begin Stored records
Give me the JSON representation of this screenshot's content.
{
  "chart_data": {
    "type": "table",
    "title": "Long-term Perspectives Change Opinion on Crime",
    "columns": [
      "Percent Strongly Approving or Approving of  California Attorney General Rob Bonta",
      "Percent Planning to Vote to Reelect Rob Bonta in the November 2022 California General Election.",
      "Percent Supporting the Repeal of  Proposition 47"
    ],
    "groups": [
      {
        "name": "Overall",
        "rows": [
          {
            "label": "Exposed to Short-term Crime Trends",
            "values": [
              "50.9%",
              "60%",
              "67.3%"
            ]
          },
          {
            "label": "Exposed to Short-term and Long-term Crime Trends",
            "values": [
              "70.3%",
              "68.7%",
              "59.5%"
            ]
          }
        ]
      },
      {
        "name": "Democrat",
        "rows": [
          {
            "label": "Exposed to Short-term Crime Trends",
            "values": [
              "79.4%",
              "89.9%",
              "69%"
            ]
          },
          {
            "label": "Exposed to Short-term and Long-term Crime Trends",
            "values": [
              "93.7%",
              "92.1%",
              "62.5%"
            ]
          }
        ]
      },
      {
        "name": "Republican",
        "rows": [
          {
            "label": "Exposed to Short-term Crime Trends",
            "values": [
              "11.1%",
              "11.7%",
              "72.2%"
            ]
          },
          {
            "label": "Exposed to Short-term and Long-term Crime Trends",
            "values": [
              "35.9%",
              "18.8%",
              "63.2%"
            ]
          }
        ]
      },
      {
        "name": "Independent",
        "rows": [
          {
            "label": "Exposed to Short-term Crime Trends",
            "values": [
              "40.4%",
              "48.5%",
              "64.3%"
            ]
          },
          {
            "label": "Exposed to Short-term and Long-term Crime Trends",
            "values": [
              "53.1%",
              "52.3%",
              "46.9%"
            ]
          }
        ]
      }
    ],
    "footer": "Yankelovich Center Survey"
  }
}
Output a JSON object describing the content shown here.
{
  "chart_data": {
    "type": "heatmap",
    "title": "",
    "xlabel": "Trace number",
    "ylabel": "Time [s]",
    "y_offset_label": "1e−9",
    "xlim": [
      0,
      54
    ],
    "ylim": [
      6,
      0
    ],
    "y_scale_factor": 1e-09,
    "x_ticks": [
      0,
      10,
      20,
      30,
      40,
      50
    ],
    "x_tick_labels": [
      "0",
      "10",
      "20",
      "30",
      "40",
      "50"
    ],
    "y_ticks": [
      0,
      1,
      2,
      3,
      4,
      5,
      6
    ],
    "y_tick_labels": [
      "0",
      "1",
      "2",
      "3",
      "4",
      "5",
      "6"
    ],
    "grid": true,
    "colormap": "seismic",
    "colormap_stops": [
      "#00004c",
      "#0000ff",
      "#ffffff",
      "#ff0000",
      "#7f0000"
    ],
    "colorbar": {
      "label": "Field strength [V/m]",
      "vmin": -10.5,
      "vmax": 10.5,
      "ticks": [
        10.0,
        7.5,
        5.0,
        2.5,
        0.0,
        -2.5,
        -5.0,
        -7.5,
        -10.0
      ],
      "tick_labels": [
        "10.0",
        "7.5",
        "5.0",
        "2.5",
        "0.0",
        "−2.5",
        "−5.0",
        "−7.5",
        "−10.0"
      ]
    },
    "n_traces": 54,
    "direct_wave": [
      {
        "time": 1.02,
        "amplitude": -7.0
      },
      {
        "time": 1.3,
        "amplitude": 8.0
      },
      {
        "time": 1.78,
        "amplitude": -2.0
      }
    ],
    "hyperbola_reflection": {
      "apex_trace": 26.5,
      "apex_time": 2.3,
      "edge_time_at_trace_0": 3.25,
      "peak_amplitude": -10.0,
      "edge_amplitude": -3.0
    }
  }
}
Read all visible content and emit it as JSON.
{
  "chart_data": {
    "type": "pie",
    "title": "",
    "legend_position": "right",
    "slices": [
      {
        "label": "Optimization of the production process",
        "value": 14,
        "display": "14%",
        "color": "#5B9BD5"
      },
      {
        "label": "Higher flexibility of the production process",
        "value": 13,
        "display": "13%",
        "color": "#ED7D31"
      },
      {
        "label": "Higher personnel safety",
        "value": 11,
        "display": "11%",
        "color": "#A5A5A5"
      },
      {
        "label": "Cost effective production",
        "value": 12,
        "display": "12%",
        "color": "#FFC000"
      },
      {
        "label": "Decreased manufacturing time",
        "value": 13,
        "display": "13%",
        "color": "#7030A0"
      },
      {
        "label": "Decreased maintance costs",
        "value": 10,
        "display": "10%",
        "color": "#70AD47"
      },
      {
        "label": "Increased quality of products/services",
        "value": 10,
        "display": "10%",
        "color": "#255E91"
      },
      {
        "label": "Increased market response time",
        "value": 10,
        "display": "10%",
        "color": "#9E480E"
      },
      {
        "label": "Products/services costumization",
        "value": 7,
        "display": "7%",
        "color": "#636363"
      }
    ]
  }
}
end Stored records
### Your instructions
Which lines hold the string "Bonta"? List them all.

### Finished task
      "Percent Strongly Approving or Approving of  California Attorney General Rob Bonta",
      "Percent Planning to Vote to Reelect Rob Bonta in the November 2022 California General Election.",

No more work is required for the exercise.